Please reproduce word for word the rows starting at the first one and ending at the row that contains "population-label: Population Covered: —", including both of those rows.

Data listing
— start —

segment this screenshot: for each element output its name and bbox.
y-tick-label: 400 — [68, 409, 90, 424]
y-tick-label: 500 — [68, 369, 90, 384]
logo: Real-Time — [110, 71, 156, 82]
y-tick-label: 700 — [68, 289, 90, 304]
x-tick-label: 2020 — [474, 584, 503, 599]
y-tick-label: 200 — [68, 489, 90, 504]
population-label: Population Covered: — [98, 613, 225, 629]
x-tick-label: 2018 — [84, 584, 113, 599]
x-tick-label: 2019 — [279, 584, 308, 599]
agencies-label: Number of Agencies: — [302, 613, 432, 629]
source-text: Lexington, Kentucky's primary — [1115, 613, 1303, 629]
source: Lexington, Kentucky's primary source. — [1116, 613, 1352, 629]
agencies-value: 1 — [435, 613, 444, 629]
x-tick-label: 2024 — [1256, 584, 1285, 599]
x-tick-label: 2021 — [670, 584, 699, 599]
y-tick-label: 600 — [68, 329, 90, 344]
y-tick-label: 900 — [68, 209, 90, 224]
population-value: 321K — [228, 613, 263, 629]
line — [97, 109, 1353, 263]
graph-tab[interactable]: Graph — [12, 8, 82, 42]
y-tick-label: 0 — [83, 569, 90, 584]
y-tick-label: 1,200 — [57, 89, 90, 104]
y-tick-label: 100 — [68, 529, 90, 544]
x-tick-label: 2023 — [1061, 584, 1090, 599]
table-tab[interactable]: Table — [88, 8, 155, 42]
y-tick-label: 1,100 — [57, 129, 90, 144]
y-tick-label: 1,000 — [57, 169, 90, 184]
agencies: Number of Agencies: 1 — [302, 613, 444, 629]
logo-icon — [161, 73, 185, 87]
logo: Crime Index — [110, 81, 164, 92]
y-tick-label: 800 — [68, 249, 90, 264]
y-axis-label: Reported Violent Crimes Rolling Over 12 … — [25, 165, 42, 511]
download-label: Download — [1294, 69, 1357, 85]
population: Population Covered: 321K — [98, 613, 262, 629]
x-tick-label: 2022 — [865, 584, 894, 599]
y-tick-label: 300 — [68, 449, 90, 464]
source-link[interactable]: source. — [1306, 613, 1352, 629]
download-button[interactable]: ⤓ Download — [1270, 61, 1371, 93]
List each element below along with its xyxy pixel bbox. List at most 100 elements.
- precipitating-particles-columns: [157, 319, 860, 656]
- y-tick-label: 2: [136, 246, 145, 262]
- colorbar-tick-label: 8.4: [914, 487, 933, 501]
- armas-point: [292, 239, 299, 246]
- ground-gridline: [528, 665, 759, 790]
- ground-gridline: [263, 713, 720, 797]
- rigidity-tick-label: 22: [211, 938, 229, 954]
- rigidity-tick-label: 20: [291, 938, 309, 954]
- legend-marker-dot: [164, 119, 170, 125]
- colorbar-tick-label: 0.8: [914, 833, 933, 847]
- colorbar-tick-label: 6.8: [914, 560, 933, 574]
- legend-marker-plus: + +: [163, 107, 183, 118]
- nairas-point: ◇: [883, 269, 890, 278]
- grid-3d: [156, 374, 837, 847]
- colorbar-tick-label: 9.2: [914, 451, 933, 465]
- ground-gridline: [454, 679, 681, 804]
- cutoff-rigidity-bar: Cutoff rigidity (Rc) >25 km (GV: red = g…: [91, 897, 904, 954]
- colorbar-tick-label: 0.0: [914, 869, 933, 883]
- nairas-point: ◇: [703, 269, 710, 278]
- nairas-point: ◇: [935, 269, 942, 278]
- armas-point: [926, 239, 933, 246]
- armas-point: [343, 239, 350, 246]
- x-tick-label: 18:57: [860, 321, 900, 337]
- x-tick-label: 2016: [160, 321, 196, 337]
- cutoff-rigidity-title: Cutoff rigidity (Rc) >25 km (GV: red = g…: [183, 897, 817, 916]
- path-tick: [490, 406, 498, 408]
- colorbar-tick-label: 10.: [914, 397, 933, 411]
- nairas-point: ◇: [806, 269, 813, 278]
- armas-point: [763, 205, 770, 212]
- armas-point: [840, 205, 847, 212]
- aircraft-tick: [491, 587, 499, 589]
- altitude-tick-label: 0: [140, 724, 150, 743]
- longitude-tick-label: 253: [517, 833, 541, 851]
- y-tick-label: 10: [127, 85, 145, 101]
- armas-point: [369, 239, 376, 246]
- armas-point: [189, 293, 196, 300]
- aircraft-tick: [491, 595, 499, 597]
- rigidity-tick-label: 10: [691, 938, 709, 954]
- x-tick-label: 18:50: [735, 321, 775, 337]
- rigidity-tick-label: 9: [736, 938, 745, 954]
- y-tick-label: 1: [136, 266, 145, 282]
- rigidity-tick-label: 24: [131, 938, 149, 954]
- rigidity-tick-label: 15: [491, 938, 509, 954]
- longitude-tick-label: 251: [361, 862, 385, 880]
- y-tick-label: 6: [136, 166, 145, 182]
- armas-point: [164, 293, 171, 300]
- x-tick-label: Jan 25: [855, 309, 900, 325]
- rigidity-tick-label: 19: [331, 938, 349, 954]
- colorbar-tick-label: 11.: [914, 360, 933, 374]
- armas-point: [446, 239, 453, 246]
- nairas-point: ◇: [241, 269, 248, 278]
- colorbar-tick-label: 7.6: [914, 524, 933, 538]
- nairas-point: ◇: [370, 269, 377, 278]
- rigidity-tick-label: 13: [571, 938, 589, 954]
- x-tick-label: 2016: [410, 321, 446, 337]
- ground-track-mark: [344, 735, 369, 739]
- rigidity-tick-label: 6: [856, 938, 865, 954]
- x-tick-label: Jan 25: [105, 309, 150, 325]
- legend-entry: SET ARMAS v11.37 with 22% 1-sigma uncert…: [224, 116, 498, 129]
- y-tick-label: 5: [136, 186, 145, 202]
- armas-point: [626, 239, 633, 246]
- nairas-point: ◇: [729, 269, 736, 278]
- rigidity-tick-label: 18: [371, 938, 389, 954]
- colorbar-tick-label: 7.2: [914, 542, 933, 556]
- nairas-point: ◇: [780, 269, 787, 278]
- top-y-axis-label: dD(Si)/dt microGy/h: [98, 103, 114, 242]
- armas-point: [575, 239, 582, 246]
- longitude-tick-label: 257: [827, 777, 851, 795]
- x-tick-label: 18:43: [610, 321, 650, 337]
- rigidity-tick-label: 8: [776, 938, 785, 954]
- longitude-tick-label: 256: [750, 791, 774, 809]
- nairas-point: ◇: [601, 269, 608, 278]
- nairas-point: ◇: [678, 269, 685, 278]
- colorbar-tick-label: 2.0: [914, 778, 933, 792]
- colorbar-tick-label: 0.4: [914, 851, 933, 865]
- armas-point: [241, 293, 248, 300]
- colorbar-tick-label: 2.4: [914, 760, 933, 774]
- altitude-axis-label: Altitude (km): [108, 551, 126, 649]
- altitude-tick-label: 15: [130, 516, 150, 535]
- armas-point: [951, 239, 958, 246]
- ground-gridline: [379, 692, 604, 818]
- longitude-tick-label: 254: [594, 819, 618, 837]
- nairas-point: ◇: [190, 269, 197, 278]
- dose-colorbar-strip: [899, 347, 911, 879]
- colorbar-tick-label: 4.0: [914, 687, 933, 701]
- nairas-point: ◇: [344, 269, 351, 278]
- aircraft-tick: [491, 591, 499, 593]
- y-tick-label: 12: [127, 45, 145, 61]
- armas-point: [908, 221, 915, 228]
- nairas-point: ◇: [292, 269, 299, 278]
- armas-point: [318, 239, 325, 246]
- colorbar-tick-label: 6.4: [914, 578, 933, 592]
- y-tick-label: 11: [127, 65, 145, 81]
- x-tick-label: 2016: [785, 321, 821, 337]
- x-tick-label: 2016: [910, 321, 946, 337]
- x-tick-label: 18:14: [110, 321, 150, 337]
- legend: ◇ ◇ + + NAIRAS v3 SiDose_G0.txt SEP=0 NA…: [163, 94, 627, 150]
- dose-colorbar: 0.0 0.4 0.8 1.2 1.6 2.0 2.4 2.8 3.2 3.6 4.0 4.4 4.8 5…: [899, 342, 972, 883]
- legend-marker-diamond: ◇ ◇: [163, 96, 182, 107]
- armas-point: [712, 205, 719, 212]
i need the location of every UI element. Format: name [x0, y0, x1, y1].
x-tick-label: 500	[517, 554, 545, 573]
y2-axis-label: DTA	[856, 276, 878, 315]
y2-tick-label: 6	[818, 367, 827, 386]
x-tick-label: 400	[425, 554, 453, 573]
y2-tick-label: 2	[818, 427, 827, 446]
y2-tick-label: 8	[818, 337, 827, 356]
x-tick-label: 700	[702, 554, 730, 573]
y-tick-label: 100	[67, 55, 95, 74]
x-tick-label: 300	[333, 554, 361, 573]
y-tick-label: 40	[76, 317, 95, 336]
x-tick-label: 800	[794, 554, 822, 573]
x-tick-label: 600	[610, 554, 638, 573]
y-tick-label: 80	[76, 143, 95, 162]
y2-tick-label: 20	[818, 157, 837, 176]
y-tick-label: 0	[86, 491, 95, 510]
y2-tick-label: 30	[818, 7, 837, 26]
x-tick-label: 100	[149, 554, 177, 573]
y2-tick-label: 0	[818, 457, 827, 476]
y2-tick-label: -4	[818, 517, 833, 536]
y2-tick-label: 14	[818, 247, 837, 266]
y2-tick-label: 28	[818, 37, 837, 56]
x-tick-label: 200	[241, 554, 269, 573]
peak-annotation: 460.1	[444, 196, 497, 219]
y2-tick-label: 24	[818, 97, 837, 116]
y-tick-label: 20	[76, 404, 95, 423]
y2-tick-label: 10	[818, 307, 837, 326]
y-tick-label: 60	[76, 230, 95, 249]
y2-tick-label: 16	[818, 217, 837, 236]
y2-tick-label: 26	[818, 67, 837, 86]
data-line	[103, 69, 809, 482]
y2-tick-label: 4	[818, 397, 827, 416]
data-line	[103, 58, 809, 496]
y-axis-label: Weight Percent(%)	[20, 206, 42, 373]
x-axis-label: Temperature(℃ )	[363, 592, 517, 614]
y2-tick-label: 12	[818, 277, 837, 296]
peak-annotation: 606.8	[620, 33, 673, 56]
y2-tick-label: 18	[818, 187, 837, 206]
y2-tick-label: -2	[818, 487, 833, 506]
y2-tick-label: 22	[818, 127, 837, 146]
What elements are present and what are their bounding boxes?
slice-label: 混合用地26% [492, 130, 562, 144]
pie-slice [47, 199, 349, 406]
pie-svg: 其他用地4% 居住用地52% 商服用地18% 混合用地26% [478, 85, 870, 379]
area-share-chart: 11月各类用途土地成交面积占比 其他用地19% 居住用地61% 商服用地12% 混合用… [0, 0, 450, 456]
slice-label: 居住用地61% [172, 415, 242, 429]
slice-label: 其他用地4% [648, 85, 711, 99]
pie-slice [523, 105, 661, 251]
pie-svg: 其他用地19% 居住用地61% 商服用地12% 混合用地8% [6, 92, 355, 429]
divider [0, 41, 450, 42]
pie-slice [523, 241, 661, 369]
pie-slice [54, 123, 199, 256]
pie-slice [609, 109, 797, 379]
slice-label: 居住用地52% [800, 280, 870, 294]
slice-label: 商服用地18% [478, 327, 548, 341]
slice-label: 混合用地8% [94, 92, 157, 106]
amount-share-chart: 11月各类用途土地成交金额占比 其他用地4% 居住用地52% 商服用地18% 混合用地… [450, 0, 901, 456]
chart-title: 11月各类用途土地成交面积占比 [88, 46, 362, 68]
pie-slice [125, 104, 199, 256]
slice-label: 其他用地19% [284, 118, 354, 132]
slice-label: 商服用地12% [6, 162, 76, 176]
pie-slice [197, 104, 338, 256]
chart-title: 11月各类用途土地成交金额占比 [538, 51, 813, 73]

— end —

Worked answer
segment this screenshot: for each element output its name and bbox.
y-tick-label: 400 — [68, 409, 90, 424]
y-tick-label: 500 — [68, 369, 90, 384]
logo: Real-Time — [110, 71, 156, 82]
y-tick-label: 700 — [68, 289, 90, 304]
x-tick-label: 2020 — [474, 584, 503, 599]
y-tick-label: 200 — [68, 489, 90, 504]
population-label: Population Covered: — [98, 613, 225, 629]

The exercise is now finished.